● **TO DO**
Work out how many lines in the listing below include the word "Stripe". Give nothing but the number.
— START OF RECORDS TO PROCESS —
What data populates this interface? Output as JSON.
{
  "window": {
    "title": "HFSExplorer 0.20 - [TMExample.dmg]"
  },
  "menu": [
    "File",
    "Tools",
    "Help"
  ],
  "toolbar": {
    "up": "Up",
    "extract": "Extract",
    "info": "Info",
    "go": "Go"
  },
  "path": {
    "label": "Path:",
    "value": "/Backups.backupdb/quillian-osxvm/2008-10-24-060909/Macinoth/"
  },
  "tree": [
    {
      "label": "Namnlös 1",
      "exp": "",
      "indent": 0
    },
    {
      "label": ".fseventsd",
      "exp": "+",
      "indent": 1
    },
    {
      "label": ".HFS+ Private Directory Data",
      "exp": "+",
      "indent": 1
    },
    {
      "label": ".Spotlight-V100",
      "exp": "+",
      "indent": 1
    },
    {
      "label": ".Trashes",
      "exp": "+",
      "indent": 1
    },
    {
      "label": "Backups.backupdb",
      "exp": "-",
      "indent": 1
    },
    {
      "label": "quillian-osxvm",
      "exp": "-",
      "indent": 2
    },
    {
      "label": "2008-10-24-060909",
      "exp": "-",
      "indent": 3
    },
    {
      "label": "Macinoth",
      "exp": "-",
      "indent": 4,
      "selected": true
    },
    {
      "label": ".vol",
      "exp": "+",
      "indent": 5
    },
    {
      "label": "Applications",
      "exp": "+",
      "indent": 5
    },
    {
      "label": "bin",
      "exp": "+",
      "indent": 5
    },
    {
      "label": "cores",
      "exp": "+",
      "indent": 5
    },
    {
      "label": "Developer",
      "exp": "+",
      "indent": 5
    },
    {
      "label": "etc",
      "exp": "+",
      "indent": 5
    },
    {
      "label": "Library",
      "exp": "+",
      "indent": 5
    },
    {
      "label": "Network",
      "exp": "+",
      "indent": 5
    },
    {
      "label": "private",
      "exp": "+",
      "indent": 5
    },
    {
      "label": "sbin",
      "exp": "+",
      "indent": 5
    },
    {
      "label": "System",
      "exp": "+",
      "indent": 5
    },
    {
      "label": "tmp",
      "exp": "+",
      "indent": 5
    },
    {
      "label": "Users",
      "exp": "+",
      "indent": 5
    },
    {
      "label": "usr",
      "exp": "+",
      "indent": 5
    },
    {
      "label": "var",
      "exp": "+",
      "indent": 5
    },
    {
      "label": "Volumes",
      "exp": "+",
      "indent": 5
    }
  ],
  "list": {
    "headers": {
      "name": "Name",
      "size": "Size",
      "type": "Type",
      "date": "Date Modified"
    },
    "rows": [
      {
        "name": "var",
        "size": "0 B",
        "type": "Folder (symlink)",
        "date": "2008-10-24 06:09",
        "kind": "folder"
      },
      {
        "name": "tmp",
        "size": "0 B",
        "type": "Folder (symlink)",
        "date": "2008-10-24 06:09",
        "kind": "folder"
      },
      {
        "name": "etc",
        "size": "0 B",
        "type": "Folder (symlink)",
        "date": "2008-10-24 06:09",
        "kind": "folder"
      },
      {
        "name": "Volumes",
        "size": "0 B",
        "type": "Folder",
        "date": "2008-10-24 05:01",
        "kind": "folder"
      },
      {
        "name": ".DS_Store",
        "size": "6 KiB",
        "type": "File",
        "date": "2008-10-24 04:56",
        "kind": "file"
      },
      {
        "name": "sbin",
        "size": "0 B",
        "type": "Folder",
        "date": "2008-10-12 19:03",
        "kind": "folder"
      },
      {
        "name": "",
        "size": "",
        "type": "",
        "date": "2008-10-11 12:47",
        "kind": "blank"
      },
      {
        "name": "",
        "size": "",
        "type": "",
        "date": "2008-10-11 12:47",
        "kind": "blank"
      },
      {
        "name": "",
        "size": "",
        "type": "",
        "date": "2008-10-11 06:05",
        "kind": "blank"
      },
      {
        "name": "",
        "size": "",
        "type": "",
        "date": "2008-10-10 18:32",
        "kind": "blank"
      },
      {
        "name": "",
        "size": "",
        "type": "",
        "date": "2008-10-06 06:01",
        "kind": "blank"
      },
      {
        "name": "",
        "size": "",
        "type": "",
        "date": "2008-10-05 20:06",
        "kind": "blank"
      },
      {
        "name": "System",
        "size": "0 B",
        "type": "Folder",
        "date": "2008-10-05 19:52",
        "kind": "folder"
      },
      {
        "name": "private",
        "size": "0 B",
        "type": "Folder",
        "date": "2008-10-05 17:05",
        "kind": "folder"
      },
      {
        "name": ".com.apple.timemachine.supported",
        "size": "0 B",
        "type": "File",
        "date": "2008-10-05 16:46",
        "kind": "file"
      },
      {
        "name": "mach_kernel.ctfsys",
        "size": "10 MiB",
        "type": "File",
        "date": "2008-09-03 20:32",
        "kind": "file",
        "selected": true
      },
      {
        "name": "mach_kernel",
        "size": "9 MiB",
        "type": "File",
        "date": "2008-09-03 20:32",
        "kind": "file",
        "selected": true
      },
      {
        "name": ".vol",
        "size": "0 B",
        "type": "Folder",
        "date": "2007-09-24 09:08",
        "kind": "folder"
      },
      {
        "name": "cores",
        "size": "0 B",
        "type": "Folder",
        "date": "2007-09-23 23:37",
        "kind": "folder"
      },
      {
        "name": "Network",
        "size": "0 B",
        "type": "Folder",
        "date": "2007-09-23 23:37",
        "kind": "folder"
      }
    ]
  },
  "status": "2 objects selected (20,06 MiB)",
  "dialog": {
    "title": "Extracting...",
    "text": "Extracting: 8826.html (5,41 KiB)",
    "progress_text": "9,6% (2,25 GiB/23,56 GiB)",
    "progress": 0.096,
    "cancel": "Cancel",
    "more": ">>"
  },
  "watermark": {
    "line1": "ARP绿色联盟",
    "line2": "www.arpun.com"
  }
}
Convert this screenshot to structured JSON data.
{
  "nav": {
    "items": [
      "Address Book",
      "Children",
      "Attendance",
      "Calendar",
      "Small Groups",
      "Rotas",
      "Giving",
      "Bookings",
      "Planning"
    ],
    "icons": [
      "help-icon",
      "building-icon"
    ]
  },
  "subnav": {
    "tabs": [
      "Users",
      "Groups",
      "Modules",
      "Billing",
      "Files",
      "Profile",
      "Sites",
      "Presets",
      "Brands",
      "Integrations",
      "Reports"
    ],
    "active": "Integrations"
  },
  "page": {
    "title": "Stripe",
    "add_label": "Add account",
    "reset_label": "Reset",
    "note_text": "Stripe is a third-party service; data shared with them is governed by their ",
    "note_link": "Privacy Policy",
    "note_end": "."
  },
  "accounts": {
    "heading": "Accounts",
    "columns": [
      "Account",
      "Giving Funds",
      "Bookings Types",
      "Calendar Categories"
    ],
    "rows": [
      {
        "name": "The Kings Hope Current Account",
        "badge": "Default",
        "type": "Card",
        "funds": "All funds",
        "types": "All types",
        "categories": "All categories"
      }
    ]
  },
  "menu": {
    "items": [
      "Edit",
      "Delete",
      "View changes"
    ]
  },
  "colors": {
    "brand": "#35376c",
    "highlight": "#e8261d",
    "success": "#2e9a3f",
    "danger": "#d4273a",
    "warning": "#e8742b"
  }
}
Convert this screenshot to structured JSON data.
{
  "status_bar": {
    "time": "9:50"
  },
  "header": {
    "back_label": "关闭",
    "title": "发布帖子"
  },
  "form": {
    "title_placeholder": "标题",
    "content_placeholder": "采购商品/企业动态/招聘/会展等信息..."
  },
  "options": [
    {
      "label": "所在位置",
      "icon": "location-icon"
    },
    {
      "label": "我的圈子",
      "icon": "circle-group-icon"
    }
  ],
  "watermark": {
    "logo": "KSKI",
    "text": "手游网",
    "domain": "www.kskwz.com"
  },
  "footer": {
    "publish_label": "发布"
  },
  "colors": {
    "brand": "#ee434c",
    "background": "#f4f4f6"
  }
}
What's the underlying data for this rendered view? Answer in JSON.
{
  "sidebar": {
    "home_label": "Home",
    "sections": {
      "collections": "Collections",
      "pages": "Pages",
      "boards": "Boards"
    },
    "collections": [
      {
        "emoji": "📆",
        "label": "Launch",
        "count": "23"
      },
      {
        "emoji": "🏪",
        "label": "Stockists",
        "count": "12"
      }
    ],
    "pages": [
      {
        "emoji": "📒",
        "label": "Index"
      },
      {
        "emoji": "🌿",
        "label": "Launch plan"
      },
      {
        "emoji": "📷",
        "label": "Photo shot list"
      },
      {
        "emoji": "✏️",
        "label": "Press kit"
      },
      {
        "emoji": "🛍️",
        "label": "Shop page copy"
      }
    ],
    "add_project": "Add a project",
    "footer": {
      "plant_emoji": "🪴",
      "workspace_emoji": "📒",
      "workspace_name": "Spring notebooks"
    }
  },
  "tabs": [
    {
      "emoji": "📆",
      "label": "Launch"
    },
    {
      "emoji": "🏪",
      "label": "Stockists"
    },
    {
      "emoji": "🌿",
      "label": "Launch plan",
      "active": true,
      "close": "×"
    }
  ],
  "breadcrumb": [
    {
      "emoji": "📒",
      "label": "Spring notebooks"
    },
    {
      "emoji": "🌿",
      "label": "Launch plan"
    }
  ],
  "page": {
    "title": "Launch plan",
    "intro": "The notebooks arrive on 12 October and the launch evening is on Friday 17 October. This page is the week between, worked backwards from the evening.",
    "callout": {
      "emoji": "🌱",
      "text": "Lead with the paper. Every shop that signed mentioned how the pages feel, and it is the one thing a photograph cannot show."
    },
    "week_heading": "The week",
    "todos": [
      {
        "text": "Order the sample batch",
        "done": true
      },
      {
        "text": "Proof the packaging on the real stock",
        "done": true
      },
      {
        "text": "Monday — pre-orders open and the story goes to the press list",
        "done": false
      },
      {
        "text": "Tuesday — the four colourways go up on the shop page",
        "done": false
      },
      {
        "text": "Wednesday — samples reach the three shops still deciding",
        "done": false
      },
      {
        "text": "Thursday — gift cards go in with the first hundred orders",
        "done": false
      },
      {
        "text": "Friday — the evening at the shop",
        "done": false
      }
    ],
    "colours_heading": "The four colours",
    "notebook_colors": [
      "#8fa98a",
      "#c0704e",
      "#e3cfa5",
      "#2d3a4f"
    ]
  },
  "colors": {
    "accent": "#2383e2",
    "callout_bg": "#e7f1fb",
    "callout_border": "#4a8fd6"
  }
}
— END OF RECORDS TO PROCESS —
● **RESULT OF THIS TASK**
2